WHAT IS EXPECTED: Quote every line as given.

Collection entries

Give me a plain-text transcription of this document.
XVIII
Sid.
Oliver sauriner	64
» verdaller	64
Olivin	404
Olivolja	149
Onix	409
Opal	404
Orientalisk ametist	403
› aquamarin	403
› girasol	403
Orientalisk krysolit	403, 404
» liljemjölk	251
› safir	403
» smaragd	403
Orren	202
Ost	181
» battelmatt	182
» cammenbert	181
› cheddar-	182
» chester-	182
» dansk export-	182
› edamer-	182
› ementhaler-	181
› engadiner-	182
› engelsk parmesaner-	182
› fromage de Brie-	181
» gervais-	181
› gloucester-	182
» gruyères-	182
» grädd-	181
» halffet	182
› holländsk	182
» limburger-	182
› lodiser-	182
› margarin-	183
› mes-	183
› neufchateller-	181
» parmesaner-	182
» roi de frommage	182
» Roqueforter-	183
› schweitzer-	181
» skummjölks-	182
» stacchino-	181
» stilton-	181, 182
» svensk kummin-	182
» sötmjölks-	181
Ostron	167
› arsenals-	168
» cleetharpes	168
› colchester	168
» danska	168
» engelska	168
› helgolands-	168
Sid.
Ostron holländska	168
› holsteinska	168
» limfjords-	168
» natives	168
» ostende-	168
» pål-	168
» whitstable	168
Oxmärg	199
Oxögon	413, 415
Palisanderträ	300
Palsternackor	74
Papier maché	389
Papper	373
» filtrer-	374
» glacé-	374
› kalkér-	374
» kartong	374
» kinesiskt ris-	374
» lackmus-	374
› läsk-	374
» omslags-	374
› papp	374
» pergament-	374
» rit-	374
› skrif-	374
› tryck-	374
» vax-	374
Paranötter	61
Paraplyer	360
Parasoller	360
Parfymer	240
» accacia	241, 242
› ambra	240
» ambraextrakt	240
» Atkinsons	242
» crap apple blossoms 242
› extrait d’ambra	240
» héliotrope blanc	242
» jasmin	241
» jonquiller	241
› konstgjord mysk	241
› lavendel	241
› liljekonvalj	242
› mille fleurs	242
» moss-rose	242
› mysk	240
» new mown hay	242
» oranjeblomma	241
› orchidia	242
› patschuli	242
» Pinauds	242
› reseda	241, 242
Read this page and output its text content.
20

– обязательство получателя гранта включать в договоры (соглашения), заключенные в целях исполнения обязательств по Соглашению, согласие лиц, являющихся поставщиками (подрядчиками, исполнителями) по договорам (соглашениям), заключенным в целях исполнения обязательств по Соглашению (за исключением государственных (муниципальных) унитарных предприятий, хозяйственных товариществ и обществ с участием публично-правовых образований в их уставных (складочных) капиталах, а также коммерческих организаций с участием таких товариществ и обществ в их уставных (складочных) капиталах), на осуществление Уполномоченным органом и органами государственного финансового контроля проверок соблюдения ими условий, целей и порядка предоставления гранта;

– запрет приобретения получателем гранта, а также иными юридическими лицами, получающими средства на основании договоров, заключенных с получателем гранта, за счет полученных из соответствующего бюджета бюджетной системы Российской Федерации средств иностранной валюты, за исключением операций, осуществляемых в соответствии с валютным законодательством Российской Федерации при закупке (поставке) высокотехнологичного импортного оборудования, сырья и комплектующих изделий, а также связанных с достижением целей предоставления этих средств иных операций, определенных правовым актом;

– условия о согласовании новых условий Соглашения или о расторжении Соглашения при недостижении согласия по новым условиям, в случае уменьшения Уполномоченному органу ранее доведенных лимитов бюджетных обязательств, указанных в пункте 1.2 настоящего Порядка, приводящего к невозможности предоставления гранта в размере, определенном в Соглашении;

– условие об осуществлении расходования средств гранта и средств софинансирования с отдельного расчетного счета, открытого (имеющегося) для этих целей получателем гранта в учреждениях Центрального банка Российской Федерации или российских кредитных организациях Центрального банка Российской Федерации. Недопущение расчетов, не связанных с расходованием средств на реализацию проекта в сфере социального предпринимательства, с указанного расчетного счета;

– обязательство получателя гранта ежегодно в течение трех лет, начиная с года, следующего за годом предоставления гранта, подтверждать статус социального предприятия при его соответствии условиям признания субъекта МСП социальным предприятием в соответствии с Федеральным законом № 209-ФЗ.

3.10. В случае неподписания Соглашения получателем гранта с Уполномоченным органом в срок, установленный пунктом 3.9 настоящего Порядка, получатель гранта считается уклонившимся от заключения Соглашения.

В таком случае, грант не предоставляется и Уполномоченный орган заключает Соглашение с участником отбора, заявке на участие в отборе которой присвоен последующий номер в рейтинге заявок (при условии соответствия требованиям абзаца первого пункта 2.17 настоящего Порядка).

RESPONSE TO THIS TASK:
Give me a plain-text transcription of this document.
XVIII
Sid.
Oliver sauriner	64
» verdaller	64
Olivin	404
Olivolja	149
Onix	409
Opal	404
Orientalisk ametist	403
› aquamarin	403
› girasol	403
Orientalisk krysolit	403, 404
» liljemjölk	251
› safir	403
» smaragd	403
Orren	202
Ost	181
» battelmatt	182
» cammenbert	181
› cheddar-	182
» chester-	182
» dansk export-	182
› edamer-	182
› ementhaler-	181
› engadiner-	182
› engelsk parmesaner-	182
› fromage de Brie-	181
» gervais-	181
› gloucester-	182
» gruyères-	182
» grädd-	181
» halffet	182
› holländsk	182
» limburger-	182
› lodiser-	182
› margarin-	183
› mes-	183
› neufchateller-	181
» parmesaner-	182
» roi de frommage	182
» Roqueforter-	183
› schweitzer-	181
» skummjölks-	182
» stacchino-	181
» stilton-	181, 182
» svensk kummin-	182
» sötmjölks-	181
Ostron	167
› arsenals-	168
» cleetharpes	168
› colchester	168
» danska	168
» engelska	168
› helgolands-	168
Sid.
Ostron holländska	168
› holsteinska	168
» limfjords-	168
» natives	168
» ostende-	168
» pål-	168
» whitstable	168
Oxmärg	199
Oxögon	413, 415
Palisanderträ	300
Palsternackor	74
Papier maché	389
Papper	373
» filtrer-	374
» glacé-	374
› kalkér-	374
» kartong	374
» kinesiskt ris-	374
» lackmus-	374
› läsk-	374
» omslags-	374
› papp	374
» pergament-	374
» rit-	374
› skrif-	374
› tryck-	374
» vax-	374
Paranötter	61
Paraplyer	360
Parasoller	360
Parfymer	240
» accacia	241, 242
› ambra	240
» ambraextrakt	240
» Atkinsons	242
» crap apple blossoms 242
› extrait d’ambra	240
» héliotrope blanc	242
» jasmin	241
» jonquiller	241
› konstgjord mysk	241
› lavendel	241
› liljekonvalj	242
› mille fleurs	242
» moss-rose	242
› mysk	240
» new mown hay	242
» oranjeblomma	241
› orchidia	242
› patschuli	242
» Pinauds	242
› reseda	241, 242
Read this page and output its text content.
20

– обязательство получателя гранта включать в договоры (соглашения), заключенные в целях исполнения обязательств по Соглашению, согласие лиц, являющихся поставщиками (подрядчиками, исполнителями) по договорам (соглашениям), заключенным в целях исполнения обязательств по Соглашению (за исключением государственных (муниципальных) унитарных предприятий, хозяйственных товариществ и обществ с участием публично-правовых образований в их уставных (складочных) капиталах, а также коммерческих организаций с участием таких товариществ и обществ в их уставных (складочных) капиталах), на осуществление Уполномоченным органом и органами государственного финансового контроля проверок соблюдения ими условий, целей и порядка предоставления гранта;

– запрет приобретения получателем гранта, а также иными юридическими лицами, получающими средства на основании договоров, заключенных с получателем гранта, за счет полученных из соответствующего бюджета бюджетной системы Российской Федерации средств иностранной валюты, за исключением операций, осуществляемых в соответствии с валютным законодательством Российской Федерации при закупке (поставке) высокотехнологичного импортного оборудования, сырья и комплектующих изделий, а также связанных с достижением целей предоставления этих средств иных операций, определенных правовым актом;

– условия о согласовании новых условий Соглашения или о расторжении Соглашения при недостижении согласия по новым условиям, в случае уменьшения Уполномоченному органу ранее доведенных лимитов бюджетных обязательств, указанных в пункте 1.2 настоящего Порядка, приводящего к невозможности предоставления гранта в размере, определенном в Соглашении;

– условие об осуществлении расходования средств гранта и средств софинансирования с отдельного расчетного счета, открытого (имеющегося) для этих целей получателем гранта в учреждениях Центрального банка Российской Федерации или российских кредитных организациях Центрального банка Российской Федерации. Недопущение расчетов, не связанных с расходованием средств на реализацию проекта в сфере социального предпринимательства, с указанного расчетного счета;

– обязательство получателя гранта ежегодно в течение трех лет, начиная с года, следующего за годом предоставления гранта, подтверждать статус социального предприятия при его соответствии условиям признания субъекта МСП социальным предприятием в соответствии с Федеральным законом № 209-ФЗ.

3.10. В случае неподписания Соглашения получателем гранта с Уполномоченным органом в срок, установленный пунктом 3.9 настоящего Порядка, получатель гранта считается уклонившимся от заключения Соглашения.

В таком случае, грант не предоставляется и Уполномоченный орган заключает Соглашение с участником отбора, заявке на участие в отборе которой присвоен последующий номер в рейтинге заявок (при условии соответствия требованиям абзаца первого пункта 2.17 настоящего Порядка).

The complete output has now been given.